----- Raw records -----

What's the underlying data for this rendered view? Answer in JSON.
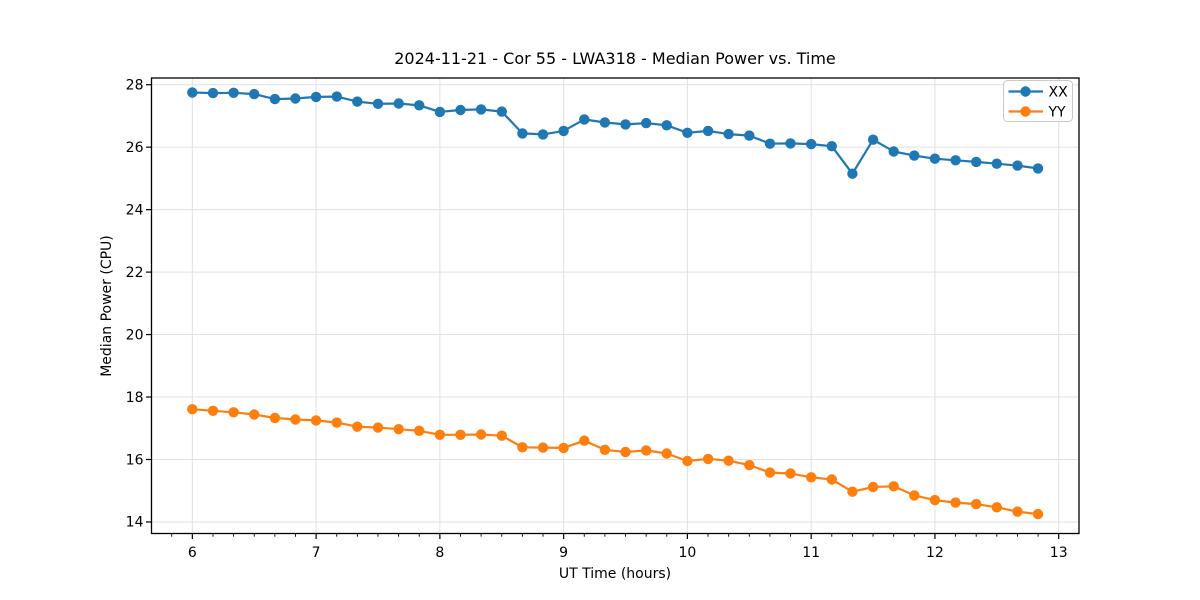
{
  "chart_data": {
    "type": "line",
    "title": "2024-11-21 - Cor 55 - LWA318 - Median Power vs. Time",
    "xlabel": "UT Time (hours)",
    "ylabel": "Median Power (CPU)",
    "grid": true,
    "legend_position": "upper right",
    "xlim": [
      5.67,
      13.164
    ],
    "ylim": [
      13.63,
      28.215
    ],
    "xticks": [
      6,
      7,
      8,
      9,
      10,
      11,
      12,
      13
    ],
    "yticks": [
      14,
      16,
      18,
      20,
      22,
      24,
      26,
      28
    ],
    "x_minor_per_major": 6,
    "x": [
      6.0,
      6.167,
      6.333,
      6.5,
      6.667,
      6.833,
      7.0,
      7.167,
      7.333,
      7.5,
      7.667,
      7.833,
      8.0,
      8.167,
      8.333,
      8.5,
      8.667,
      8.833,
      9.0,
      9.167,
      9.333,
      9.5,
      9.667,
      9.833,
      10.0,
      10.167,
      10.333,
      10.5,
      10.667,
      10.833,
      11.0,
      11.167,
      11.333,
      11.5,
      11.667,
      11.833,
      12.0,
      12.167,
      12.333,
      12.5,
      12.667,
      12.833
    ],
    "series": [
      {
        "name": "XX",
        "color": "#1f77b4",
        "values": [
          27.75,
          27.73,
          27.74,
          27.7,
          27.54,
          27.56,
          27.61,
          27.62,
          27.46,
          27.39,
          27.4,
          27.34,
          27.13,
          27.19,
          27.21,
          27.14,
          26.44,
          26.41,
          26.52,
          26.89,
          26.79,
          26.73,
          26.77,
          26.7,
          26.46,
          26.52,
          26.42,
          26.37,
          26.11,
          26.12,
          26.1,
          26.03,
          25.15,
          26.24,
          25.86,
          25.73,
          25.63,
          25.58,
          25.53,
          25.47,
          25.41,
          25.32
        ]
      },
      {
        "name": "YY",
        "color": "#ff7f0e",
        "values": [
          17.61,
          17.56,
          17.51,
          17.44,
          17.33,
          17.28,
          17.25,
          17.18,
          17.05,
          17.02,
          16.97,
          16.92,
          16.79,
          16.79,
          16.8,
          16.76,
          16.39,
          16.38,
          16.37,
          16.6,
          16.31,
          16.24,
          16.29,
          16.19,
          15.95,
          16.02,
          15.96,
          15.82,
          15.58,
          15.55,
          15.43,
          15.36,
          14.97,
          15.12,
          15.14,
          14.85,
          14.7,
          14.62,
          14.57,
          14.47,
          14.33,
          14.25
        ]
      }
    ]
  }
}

-----

Exercise requirements :: Write out the full set of lines verbatim, without the pictures.

Response for this exercise ::
What's the underlying data for this rendered view? Answer in JSON.
{
  "chart_data": {
    "type": "line",
    "title": "2024-11-21 - Cor 55 - LWA318 - Median Power vs. Time",
    "xlabel": "UT Time (hours)",
    "ylabel": "Median Power (CPU)",
    "grid": true,
    "legend_position": "upper right",
    "xlim": [
      5.67,
      13.164
    ],
    "ylim": [
      13.63,
      28.215
    ],
    "xticks": [
      6,
      7,
      8,
      9,
      10,
      11,
      12,
      13
    ],
    "yticks": [
      14,
      16,
      18,
      20,
      22,
      24,
      26,
      28
    ],
    "x_minor_per_major": 6,
    "x": [
      6.0,
      6.167,
      6.333,
      6.5,
      6.667,
      6.833,
      7.0,
      7.167,
      7.333,
      7.5,
      7.667,
      7.833,
      8.0,
      8.167,
      8.333,
      8.5,
      8.667,
      8.833,
      9.0,
      9.167,
      9.333,
      9.5,
      9.667,
      9.833,
      10.0,
      10.167,
      10.333,
      10.5,
      10.667,
      10.833,
      11.0,
      11.167,
      11.333,
      11.5,
      11.667,
      11.833,
      12.0,
      12.167,
      12.333,
      12.5,
      12.667,
      12.833
    ],
    "series": [
      {
        "name": "XX",
        "color": "#1f77b4",
        "values": [
          27.75,
          27.73,
          27.74,
          27.7,
          27.54,
          27.56,
          27.61,
          27.62,
          27.46,
          27.39,
          27.4,
          27.34,
          27.13,
          27.19,
          27.21,
          27.14,
          26.44,
          26.41,
          26.52,
          26.89,
          26.79,
          26.73,
          26.77,
          26.7,
          26.46,
          26.52,
          26.42,
          26.37,
          26.11,
          26.12,
          26.1,
          26.03,
          25.15,
          26.24,
          25.86,
          25.73,
          25.63,
          25.58,
          25.53,
          25.47,
          25.41,
          25.32
        ]
      },
      {
        "name": "YY",
        "color": "#ff7f0e",
        "values": [
          17.61,
          17.56,
          17.51,
          17.44,
          17.33,
          17.28,
          17.25,
          17.18,
          17.05,
          17.02,
          16.97,
          16.92,
          16.79,
          16.79,
          16.8,
          16.76,
          16.39,
          16.38,
          16.37,
          16.6,
          16.31,
          16.24,
          16.29,
          16.19,
          15.95,
          16.02,
          15.96,
          15.82,
          15.58,
          15.55,
          15.43,
          15.36,
          14.97,
          15.12,
          15.14,
          14.85,
          14.7,
          14.62,
          14.57,
          14.47,
          14.33,
          14.25
        ]
      }
    ]
  }
}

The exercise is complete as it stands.